>> Start
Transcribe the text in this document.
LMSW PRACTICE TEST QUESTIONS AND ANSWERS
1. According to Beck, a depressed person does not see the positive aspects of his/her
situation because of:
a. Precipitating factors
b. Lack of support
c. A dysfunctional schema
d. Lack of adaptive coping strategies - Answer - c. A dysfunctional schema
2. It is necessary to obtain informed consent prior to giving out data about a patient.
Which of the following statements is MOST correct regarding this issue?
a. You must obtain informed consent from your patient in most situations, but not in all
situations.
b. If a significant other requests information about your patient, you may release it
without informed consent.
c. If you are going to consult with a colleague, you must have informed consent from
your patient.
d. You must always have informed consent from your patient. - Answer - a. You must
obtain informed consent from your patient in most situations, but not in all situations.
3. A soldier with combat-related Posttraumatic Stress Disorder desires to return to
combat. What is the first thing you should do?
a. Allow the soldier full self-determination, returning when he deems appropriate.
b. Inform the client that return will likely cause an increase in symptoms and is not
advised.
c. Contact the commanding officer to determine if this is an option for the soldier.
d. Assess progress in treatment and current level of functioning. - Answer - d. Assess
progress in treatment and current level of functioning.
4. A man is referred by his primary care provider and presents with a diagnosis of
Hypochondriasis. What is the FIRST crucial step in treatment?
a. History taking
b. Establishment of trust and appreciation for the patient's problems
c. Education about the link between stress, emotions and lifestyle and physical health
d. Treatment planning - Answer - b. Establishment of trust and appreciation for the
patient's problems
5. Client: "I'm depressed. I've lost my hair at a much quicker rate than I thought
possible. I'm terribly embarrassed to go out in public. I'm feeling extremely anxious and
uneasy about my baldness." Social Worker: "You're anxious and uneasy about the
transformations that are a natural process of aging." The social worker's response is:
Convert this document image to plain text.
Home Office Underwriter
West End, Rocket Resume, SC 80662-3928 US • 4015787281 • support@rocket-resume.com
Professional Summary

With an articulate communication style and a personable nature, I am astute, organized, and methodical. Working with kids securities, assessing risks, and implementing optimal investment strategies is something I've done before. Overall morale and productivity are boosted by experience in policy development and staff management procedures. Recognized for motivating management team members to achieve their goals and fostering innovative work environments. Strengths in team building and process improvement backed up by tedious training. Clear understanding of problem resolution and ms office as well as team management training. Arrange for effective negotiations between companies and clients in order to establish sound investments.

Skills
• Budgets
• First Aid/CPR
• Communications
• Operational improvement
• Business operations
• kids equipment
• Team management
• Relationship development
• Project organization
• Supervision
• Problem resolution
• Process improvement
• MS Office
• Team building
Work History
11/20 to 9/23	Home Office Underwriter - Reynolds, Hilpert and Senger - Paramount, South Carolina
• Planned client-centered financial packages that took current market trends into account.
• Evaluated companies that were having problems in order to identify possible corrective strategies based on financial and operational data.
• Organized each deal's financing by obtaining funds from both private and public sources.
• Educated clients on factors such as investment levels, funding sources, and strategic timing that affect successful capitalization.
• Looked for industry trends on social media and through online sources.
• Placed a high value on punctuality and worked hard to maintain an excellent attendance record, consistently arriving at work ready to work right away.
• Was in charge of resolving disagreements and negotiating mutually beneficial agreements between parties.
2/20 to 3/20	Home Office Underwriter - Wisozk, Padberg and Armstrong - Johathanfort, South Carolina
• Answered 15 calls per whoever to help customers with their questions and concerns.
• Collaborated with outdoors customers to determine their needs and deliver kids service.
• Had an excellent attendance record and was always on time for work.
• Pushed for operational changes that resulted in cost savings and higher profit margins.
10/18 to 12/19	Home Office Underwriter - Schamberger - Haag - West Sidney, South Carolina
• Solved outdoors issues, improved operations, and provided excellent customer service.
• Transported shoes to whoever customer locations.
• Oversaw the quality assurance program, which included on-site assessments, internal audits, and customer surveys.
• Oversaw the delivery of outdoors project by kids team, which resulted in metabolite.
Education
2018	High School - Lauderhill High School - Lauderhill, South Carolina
>> End
- **INSTRUCTIONS TO FOLLOW**
In the records above, find each line holding "support" and copy it.

- **RESPONSE TO THIS TASK**
b. Lack of support
West End, Rocket Resume, SC 80662-3928 US • 4015787281 • support@rocket-resume.com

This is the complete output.